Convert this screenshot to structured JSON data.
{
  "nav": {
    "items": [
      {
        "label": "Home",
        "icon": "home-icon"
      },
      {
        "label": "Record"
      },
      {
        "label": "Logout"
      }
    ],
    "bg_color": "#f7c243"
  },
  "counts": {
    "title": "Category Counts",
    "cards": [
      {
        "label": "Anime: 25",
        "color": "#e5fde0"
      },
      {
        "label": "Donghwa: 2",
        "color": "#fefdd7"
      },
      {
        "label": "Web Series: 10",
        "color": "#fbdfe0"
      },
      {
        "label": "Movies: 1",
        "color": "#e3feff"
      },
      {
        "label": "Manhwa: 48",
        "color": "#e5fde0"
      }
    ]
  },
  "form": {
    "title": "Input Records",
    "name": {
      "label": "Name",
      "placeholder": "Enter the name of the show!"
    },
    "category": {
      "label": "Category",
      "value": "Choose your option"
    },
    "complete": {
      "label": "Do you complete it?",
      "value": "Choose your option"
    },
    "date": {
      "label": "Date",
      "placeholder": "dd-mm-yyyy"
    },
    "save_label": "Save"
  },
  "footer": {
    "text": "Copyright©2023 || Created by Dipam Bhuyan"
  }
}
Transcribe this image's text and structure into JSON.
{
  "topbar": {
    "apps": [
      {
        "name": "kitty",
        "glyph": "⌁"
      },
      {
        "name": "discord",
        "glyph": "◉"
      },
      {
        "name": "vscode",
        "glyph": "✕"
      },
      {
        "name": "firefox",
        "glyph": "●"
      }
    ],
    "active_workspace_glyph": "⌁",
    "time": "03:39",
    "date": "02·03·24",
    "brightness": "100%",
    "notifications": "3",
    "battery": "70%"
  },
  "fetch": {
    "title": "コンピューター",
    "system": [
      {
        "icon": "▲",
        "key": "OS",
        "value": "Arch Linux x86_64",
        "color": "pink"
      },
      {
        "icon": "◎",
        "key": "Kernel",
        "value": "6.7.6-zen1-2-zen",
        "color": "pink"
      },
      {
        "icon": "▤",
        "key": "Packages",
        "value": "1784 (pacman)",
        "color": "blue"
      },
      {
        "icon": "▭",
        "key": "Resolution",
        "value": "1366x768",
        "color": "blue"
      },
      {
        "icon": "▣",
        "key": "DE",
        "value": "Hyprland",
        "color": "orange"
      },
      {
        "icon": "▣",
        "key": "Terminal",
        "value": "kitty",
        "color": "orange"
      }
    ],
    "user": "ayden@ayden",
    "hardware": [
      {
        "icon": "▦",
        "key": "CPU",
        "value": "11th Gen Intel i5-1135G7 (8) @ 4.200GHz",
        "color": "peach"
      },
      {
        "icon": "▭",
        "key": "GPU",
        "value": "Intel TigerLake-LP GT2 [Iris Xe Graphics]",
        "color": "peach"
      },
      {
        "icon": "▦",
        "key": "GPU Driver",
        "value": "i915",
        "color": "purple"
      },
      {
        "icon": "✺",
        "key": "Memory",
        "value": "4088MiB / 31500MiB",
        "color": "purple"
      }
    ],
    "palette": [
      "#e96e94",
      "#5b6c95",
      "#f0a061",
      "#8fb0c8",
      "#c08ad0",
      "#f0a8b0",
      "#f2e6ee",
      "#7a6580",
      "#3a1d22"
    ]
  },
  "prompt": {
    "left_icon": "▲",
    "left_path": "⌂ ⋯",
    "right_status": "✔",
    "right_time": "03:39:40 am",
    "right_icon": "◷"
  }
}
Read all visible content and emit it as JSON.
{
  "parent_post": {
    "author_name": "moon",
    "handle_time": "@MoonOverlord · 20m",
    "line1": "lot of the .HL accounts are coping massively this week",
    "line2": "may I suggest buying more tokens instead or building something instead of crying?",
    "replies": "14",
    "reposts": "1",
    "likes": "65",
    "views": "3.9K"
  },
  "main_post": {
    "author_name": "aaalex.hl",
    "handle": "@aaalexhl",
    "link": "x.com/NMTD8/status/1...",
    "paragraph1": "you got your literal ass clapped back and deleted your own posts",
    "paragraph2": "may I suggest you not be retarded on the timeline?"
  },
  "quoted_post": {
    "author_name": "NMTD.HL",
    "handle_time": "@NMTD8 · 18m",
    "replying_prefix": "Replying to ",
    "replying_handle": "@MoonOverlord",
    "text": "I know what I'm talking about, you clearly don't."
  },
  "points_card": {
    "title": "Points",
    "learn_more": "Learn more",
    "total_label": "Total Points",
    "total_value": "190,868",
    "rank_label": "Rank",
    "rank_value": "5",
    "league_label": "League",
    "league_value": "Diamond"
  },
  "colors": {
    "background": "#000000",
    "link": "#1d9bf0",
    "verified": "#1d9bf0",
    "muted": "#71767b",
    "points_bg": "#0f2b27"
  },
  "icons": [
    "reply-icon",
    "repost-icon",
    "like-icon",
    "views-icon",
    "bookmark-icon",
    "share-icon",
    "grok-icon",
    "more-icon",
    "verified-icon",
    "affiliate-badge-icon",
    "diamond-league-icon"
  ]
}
════
## The task
Reply with the number of lines in the material above that contain "Intel", and nothing more.

## Output below
2